YOUR TASK —
Copy each line of the data below with the word "Level".

(Stored data entries)
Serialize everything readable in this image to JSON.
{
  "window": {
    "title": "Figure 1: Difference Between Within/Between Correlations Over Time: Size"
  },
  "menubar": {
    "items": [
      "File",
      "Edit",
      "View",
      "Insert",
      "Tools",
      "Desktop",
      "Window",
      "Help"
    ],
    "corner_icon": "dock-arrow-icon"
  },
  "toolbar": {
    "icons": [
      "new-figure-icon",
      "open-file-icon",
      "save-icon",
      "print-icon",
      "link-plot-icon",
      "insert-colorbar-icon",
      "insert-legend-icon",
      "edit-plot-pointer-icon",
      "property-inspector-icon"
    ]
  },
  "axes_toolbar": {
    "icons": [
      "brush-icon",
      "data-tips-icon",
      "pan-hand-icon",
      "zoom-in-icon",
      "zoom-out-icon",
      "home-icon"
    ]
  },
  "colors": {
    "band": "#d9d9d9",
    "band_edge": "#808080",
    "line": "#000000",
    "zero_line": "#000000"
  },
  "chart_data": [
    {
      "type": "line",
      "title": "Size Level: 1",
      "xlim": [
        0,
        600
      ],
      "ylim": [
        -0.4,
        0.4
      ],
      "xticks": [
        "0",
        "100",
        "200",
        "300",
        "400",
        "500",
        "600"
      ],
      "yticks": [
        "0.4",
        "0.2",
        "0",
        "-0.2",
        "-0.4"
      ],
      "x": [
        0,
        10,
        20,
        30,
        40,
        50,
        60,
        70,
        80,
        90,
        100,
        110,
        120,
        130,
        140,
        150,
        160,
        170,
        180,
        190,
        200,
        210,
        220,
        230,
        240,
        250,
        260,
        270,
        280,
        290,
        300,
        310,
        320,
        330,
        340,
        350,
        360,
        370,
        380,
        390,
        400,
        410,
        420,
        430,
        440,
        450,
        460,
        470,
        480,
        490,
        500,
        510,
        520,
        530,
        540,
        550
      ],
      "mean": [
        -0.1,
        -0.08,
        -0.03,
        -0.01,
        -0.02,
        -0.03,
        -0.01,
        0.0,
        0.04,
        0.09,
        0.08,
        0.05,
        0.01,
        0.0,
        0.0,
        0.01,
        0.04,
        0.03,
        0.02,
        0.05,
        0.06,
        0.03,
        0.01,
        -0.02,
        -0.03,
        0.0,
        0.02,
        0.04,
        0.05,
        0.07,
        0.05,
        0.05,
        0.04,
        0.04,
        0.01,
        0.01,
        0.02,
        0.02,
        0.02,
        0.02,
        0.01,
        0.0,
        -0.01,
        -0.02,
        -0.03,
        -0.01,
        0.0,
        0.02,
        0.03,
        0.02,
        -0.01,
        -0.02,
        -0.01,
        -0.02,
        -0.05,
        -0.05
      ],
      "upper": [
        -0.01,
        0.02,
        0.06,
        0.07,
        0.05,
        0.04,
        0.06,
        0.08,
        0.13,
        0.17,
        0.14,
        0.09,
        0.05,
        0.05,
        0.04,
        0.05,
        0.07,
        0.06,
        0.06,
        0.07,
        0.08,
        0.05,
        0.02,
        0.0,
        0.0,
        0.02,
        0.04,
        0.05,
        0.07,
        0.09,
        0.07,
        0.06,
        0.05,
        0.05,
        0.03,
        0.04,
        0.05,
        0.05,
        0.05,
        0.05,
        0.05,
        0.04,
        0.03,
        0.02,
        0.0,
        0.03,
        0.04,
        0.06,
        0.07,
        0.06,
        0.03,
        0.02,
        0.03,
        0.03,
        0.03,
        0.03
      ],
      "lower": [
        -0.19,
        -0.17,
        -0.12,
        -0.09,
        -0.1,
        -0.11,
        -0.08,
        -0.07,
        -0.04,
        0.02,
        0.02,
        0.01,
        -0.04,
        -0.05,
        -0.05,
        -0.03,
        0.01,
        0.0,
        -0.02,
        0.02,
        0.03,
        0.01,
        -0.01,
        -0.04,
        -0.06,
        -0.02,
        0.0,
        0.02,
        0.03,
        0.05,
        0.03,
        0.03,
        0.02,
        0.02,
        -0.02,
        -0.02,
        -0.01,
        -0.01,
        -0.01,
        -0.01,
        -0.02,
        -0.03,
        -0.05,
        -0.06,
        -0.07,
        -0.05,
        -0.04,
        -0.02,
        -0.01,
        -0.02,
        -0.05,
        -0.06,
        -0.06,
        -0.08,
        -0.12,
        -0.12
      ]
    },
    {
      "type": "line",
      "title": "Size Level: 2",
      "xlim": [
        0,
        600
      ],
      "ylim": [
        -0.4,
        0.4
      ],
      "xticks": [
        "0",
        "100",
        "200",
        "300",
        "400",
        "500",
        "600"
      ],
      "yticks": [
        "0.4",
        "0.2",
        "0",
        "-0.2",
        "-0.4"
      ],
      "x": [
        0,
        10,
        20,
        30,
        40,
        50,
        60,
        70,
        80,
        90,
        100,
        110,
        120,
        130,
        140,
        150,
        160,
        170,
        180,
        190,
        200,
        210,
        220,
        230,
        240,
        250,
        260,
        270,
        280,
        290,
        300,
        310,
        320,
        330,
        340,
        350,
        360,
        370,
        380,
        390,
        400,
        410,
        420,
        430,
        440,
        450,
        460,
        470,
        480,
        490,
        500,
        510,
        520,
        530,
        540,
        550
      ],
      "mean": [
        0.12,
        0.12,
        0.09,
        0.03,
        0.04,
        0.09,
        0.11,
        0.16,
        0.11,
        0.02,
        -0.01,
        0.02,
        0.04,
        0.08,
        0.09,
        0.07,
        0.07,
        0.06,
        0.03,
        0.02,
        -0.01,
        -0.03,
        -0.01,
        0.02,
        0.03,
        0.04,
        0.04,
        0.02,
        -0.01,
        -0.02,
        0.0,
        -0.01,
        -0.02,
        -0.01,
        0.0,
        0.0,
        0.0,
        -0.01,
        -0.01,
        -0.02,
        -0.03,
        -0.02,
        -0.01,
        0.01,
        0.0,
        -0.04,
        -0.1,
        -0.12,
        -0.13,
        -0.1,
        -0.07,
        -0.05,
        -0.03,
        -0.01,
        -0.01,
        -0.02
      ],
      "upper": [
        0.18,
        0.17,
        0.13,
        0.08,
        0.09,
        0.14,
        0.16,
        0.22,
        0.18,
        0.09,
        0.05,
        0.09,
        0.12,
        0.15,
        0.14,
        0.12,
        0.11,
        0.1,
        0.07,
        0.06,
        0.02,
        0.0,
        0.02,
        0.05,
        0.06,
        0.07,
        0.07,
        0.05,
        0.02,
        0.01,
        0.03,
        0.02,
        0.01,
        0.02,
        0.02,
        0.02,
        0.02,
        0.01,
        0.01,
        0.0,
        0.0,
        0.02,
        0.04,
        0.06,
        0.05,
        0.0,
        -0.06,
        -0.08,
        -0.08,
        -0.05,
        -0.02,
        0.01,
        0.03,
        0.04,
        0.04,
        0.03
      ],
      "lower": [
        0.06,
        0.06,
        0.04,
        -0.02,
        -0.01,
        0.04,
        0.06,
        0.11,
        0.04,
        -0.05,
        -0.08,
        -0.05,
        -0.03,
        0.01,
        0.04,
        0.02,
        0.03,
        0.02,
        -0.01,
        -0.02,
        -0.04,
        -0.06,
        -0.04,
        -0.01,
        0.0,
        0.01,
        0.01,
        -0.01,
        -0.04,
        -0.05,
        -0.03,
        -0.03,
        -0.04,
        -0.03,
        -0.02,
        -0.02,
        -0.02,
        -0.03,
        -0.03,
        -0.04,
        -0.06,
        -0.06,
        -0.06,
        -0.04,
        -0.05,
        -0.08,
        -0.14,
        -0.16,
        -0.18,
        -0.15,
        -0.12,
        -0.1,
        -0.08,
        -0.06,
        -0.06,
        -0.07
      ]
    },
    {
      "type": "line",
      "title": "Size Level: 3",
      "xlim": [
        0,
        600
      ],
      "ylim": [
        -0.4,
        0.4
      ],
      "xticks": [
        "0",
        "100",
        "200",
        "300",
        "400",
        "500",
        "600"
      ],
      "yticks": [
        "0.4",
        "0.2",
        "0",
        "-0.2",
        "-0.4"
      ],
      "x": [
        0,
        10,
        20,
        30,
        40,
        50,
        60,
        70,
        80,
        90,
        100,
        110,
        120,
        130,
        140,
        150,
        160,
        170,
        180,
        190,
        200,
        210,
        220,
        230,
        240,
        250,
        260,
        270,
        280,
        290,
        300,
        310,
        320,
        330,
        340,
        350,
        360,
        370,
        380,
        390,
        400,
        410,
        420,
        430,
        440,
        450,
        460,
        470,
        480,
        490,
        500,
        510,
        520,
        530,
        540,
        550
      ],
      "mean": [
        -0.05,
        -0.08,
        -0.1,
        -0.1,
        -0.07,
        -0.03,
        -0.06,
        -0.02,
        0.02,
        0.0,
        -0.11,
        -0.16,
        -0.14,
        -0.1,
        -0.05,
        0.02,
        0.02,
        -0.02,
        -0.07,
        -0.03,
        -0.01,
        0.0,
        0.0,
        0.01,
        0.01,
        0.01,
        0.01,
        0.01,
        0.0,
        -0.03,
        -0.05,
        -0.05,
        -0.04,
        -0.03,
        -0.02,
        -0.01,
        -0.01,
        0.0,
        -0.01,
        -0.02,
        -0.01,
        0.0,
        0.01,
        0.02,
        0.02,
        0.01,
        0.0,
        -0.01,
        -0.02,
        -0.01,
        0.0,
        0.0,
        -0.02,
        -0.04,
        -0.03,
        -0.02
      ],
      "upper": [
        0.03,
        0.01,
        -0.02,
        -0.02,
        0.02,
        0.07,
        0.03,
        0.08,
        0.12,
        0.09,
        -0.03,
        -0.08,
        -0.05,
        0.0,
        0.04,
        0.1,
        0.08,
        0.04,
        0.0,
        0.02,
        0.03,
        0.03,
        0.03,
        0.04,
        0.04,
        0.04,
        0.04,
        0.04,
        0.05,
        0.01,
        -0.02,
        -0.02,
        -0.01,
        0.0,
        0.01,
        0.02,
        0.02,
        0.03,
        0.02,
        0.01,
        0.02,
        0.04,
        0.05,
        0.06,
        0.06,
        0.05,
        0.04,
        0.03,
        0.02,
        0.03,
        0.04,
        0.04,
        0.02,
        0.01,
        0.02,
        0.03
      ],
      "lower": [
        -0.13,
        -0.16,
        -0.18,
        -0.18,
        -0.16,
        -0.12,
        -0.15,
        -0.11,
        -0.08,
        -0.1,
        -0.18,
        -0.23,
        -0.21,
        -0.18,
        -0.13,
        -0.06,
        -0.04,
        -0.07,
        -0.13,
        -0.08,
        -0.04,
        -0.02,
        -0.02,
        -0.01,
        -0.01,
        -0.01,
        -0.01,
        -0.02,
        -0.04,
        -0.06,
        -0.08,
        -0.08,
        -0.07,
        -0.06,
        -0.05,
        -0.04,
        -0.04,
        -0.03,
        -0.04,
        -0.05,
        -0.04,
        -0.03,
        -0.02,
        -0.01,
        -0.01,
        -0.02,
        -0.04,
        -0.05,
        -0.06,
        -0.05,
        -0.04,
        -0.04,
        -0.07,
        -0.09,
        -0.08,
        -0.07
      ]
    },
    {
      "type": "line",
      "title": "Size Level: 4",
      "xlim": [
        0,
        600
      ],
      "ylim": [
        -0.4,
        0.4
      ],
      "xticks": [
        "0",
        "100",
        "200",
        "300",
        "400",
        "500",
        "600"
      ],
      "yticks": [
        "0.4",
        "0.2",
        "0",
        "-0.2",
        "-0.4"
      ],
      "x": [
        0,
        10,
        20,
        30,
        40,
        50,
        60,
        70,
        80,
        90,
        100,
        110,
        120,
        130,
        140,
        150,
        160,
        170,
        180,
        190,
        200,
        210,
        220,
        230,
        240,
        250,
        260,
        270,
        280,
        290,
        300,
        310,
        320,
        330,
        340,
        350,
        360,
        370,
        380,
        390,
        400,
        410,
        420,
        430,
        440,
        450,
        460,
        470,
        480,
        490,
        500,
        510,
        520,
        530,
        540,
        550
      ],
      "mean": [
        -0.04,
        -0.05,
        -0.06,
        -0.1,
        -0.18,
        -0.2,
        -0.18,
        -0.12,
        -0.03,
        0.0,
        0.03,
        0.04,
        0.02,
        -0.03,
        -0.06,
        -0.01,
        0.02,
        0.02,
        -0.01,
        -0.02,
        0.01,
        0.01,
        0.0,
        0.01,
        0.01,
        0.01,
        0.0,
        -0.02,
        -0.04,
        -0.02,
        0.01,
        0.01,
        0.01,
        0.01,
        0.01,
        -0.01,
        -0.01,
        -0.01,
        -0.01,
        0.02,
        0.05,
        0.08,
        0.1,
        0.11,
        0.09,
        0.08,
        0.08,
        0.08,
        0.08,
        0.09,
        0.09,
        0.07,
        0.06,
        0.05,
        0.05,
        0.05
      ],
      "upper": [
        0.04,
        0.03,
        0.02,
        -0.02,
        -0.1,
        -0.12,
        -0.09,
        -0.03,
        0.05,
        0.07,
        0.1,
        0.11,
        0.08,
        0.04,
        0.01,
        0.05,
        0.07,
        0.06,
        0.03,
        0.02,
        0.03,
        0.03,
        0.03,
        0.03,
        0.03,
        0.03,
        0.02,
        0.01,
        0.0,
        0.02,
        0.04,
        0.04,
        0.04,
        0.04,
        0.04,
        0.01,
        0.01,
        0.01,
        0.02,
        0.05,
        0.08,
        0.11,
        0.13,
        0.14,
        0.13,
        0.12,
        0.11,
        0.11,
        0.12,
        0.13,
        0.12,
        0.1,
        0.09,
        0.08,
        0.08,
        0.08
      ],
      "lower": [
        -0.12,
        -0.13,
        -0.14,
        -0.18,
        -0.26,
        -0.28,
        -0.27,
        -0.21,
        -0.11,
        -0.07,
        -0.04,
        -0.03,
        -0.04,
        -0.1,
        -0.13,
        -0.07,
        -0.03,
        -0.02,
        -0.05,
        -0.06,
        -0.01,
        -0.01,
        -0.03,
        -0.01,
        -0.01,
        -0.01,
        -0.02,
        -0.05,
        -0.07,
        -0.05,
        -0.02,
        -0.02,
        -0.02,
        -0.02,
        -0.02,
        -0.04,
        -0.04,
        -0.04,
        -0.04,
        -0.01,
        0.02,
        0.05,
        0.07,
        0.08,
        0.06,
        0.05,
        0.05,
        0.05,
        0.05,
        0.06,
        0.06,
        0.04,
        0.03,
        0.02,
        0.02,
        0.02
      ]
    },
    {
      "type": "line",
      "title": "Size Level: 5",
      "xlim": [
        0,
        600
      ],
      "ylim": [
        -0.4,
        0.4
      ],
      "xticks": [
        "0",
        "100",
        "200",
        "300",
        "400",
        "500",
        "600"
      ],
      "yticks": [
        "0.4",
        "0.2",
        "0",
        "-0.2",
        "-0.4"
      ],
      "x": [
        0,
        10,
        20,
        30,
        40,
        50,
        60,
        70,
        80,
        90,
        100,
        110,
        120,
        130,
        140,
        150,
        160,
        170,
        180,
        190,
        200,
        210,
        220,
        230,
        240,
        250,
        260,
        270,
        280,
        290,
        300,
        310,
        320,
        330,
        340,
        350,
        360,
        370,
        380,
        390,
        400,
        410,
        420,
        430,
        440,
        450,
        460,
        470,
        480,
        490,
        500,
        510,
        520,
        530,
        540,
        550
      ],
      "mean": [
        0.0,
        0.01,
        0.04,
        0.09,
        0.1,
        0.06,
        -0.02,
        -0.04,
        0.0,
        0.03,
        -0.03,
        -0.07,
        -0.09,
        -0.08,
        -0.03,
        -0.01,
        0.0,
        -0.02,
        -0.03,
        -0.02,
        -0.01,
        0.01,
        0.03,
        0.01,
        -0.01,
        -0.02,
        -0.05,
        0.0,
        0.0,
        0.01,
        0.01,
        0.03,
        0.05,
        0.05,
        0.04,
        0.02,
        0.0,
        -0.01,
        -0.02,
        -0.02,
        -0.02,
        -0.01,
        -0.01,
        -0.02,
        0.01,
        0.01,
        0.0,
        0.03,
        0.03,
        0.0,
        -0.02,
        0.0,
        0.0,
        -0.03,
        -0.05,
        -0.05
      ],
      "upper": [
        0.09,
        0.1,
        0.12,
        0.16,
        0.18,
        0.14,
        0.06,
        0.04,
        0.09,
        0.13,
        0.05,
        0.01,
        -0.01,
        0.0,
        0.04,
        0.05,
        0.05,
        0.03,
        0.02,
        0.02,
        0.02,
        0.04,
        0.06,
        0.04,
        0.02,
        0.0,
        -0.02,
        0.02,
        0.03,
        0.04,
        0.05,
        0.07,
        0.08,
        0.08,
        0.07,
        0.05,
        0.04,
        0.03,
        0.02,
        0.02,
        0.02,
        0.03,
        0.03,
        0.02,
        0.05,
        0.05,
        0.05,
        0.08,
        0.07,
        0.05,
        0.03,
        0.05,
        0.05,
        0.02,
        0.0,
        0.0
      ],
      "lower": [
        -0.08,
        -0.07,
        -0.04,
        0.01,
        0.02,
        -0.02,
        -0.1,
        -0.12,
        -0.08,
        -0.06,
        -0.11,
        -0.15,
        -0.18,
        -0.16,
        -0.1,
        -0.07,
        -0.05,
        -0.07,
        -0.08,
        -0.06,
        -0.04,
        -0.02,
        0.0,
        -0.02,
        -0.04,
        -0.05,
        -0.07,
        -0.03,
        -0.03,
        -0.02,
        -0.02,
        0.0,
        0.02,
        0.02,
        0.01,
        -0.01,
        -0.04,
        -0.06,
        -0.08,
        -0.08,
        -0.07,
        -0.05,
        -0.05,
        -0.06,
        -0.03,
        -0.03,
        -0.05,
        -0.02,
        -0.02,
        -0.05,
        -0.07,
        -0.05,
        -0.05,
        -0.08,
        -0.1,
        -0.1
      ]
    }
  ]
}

FULL OUTPUT —
      "title": "Size Level: 1",
      "title": "Size Level: 2",
      "title": "Size Level: 3",
      "title": "Size Level: 4",
      "title": "Size Level: 5",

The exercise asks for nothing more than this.